_DIRECTIVE_: Every entry that follows needs to be repeated exactly.

_PROVIDED ENTRIES_:

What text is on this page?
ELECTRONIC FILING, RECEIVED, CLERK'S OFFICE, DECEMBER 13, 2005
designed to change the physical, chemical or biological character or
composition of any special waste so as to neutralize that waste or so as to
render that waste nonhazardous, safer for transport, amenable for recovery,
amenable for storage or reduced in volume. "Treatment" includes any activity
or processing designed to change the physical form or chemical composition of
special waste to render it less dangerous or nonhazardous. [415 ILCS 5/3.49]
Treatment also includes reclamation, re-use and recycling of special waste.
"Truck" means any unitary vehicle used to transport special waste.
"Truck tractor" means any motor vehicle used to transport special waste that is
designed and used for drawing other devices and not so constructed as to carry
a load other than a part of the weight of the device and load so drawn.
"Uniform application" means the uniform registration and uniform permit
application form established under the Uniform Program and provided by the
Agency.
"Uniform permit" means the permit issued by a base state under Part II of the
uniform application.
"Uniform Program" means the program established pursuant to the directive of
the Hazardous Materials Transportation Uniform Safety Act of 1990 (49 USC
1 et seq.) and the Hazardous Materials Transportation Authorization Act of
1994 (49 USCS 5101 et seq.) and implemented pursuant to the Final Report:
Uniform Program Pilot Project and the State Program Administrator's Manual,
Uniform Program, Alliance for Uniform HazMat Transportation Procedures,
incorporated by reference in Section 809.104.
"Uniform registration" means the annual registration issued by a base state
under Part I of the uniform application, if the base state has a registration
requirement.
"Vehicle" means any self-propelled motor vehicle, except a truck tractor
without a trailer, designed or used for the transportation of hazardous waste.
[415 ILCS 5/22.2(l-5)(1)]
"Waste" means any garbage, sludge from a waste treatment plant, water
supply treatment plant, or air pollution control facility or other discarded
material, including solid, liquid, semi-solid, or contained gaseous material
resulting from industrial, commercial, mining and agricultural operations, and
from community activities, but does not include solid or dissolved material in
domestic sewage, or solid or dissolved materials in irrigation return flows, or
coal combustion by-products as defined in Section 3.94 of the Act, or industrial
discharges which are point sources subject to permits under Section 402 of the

_ANSWER_:
What text is on this page?
ELECTRONIC FILING, RECEIVED, CLERK'S OFFICE, DECEMBER 13, 2005
designed to change the physical, chemical or biological character or
composition of any special waste so as to neutralize that waste or so as to
render that waste nonhazardous, safer for transport, amenable for recovery,
amenable for storage or reduced in volume. "Treatment" includes any activity
or processing designed to change the physical form or chemical composition of
special waste to render it less dangerous or nonhazardous. [415 ILCS 5/3.49]
Treatment also includes reclamation, re-use and recycling of special waste.
"Truck" means any unitary vehicle used to transport special waste.
"Truck tractor" means any motor vehicle used to transport special waste that is
designed and used for drawing other devices and not so constructed as to carry
a load other than a part of the weight of the device and load so drawn.
"Uniform application" means the uniform registration and uniform permit
application form established under the Uniform Program and provided by the
Agency.
"Uniform permit" means the permit issued by a base state under Part II of the
uniform application.
"Uniform Program" means the program established pursuant to the directive of
the Hazardous Materials Transportation Uniform Safety Act of 1990 (49 USC
1 et seq.) and the Hazardous Materials Transportation Authorization Act of
1994 (49 USCS 5101 et seq.) and implemented pursuant to the Final Report:
Uniform Program Pilot Project and the State Program Administrator's Manual,
Uniform Program, Alliance for Uniform HazMat Transportation Procedures,
incorporated by reference in Section 809.104.
"Uniform registration" means the annual registration issued by a base state
under Part I of the uniform application, if the base state has a registration
requirement.
"Vehicle" means any self-propelled motor vehicle, except a truck tractor
without a trailer, designed or used for the transportation of hazardous waste.
[415 ILCS 5/22.2(l-5)(1)]
"Waste" means any garbage, sludge from a waste treatment plant, water
supply treatment plant, or air pollution control facility or other discarded
material, including solid, liquid, semi-solid, or contained gaseous material
resulting from industrial, commercial, mining and agricultural operations, and
from community activities, but does not include solid or dissolved material in
domestic sewage, or solid or dissolved materials in irrigation return flows, or
coal combustion by-products as defined in Section 3.94 of the Act, or industrial
discharges which are point sources subject to permits under Section 402 of the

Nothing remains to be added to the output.